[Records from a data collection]
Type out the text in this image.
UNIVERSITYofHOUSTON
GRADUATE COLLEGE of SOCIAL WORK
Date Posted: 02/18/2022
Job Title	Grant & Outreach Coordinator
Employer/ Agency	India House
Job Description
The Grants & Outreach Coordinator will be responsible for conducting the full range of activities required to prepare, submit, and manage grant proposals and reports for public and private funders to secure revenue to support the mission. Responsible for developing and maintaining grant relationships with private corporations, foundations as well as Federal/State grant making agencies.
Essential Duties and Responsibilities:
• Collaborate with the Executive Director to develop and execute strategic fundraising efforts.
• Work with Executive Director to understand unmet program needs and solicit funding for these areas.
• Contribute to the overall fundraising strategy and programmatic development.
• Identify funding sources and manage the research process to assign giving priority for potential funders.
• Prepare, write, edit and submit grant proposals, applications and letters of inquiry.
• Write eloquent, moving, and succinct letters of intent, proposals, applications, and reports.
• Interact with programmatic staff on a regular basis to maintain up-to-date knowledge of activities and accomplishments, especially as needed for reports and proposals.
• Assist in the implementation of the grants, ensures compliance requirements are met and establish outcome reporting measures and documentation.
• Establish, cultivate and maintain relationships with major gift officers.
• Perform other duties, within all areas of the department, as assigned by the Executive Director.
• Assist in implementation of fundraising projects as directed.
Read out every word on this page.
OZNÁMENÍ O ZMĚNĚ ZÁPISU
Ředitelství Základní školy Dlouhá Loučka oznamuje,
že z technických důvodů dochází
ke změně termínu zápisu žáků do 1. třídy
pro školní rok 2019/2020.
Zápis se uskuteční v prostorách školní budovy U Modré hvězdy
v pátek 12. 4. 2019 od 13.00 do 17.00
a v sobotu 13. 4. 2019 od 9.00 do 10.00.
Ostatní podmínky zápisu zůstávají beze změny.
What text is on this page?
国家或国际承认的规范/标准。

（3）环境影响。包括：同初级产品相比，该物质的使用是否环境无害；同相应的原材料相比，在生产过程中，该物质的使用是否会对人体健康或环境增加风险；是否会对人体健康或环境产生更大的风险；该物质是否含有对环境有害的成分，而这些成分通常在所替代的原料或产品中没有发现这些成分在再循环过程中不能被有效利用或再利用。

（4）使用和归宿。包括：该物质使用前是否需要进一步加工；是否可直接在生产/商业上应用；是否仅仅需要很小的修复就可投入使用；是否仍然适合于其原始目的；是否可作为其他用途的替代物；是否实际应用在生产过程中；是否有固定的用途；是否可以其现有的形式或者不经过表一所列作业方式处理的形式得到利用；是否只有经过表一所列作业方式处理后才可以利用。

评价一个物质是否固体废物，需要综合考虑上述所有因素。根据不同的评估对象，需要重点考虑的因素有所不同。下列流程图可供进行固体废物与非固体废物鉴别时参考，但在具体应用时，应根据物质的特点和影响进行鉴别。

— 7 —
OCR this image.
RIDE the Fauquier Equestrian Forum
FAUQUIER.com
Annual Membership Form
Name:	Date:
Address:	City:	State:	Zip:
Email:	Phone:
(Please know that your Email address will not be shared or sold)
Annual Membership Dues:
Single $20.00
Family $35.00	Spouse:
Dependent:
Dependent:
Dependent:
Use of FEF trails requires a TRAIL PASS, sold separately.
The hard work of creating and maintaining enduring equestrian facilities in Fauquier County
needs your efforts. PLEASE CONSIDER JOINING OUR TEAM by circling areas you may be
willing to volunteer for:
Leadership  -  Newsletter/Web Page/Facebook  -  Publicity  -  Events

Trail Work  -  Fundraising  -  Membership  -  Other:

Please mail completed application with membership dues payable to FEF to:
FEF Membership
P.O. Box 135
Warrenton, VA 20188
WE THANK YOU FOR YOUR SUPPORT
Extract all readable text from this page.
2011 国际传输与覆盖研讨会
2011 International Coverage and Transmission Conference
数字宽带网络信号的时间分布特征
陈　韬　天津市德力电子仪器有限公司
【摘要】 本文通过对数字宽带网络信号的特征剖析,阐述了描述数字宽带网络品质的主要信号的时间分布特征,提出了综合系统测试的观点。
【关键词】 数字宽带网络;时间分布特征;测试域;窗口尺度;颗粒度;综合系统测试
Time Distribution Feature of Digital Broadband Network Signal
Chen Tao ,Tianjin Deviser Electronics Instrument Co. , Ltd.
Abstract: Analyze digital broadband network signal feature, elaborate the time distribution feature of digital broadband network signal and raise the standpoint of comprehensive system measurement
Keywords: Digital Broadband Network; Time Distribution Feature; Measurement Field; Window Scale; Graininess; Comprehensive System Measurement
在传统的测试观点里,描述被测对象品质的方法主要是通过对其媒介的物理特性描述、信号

GIVEN PROBLEM:
Give the listing again, word for word.

PROBLEM SOLUTION:
Type out the text in this image.
UNIVERSITYofHOUSTON
GRADUATE COLLEGE of SOCIAL WORK
Date Posted: 02/18/2022
Job Title	Grant & Outreach Coordinator
Employer/ Agency	India House
Job Description
The Grants & Outreach Coordinator will be responsible for conducting the full range of activities required to prepare, submit, and manage grant proposals and reports for public and private funders to secure revenue to support the mission. Responsible for developing and maintaining grant relationships with private corporations, foundations as well as Federal/State grant making agencies.
Essential Duties and Responsibilities:
• Collaborate with the Executive Director to develop and execute strategic fundraising efforts.
• Work with Executive Director to understand unmet program needs and solicit funding for these areas.
• Contribute to the overall fundraising strategy and programmatic development.
• Identify funding sources and manage the research process to assign giving priority for potential funders.
• Prepare, write, edit and submit grant proposals, applications and letters of inquiry.
• Write eloquent, moving, and succinct letters of intent, proposals, applications, and reports.
• Interact with programmatic staff on a regular basis to maintain up-to-date knowledge of activities and accomplishments, especially as needed for reports and proposals.
• Assist in the implementation of the grants, ensures compliance requirements are met and establish outcome reporting measures and documentation.
• Establish, cultivate and maintain relationships with major gift officers.
• Perform other duties, within all areas of the department, as assigned by the Executive Director.
• Assist in implementation of fundraising projects as directed.
Read out every word on this page.
OZNÁMENÍ O ZMĚNĚ ZÁPISU
Ředitelství Základní školy Dlouhá Loučka oznamuje,
že z technických důvodů dochází
ke změně termínu zápisu žáků do 1. třídy
pro školní rok 2019/2020.
Zápis se uskuteční v prostorách školní budovy U Modré hvězdy
v pátek 12. 4. 2019 od 13.00 do 17.00
a v sobotu 13. 4. 2019 od 9.00 do 10.00.
Ostatní podmínky zápisu zůstávají beze změny.
What text is on this page?
国家或国际承认的规范/标准。

（3）环境影响。包括：同初级产品相比，该物质的使用是否环境无害；同相应的原材料相比，在生产过程中，该物质的使用是否会对人体健康或环境增加风险；是否会对人体健康或环境产生更大的风险；该物质是否含有对环境有害的成分，而这些成分通常在所替代的原料或产品中没有发现这些成分在再循环过程中不能被有效利用或再利用。

（4）使用和归宿。包括：该物质使用前是否需要进一步加工；是否可直接在生产/商业上应用；是否仅仅需要很小的修复就可投入使用；是否仍然适合于其原始目的；是否可作为其他用途的替代物；是否实际应用在生产过程中；是否有固定的用途；是否可以其现有的形式或者不经过表一所列作业方式处理的形式得到利用；是否只有经过表一所列作业方式处理后才可以利用。

评价一个物质是否固体废物，需要综合考虑上述所有因素。根据不同的评估对象，需要重点考虑的因素有所不同。下列流程图可供进行固体废物与非固体废物鉴别时参考，但在具体应用时，应根据物质的特点和影响进行鉴别。

— 7 —
OCR this image.
RIDE the Fauquier Equestrian Forum
FAUQUIER.com
Annual Membership Form
Name:	Date:
Address:	City:	State:	Zip:
Email:	Phone:
(Please know that your Email address will not be shared or sold)
Annual Membership Dues:
Single $20.00
Family $35.00	Spouse:
Dependent:
Dependent:
Dependent:
Use of FEF trails requires a TRAIL PASS, sold separately.
The hard work of creating and maintaining enduring equestrian facilities in Fauquier County
needs your efforts. PLEASE CONSIDER JOINING OUR TEAM by circling areas you may be
willing to volunteer for:
Leadership  -  Newsletter/Web Page/Facebook  -  Publicity  -  Events

Trail Work  -  Fundraising  -  Membership  -  Other:

Please mail completed application with membership dues payable to FEF to:
FEF Membership
P.O. Box 135
Warrenton, VA 20188
WE THANK YOU FOR YOUR SUPPORT
Extract all readable text from this page.
2011 国际传输与覆盖研讨会
2011 International Coverage and Transmission Conference
数字宽带网络信号的时间分布特征
陈　韬　天津市德力电子仪器有限公司
【摘要】 本文通过对数字宽带网络信号的特征剖析,阐述了描述数字宽带网络品质的主要信号的时间分布特征,提出了综合系统测试的观点。
【关键词】 数字宽带网络;时间分布特征;测试域;窗口尺度;颗粒度;综合系统测试
Time Distribution Feature of Digital Broadband Network Signal
Chen Tao ,Tianjin Deviser Electronics Instrument Co. , Ltd.
Abstract: Analyze digital broadband network signal feature, elaborate the time distribution feature of digital broadband network signal and raise the standpoint of comprehensive system measurement
Keywords: Digital Broadband Network; Time Distribution Feature; Measurement Field; Window Scale; Graininess; Comprehensive System Measurement
在传统的测试观点里,描述被测对象品质的方法主要是通过对其媒介的物理特性描述、信号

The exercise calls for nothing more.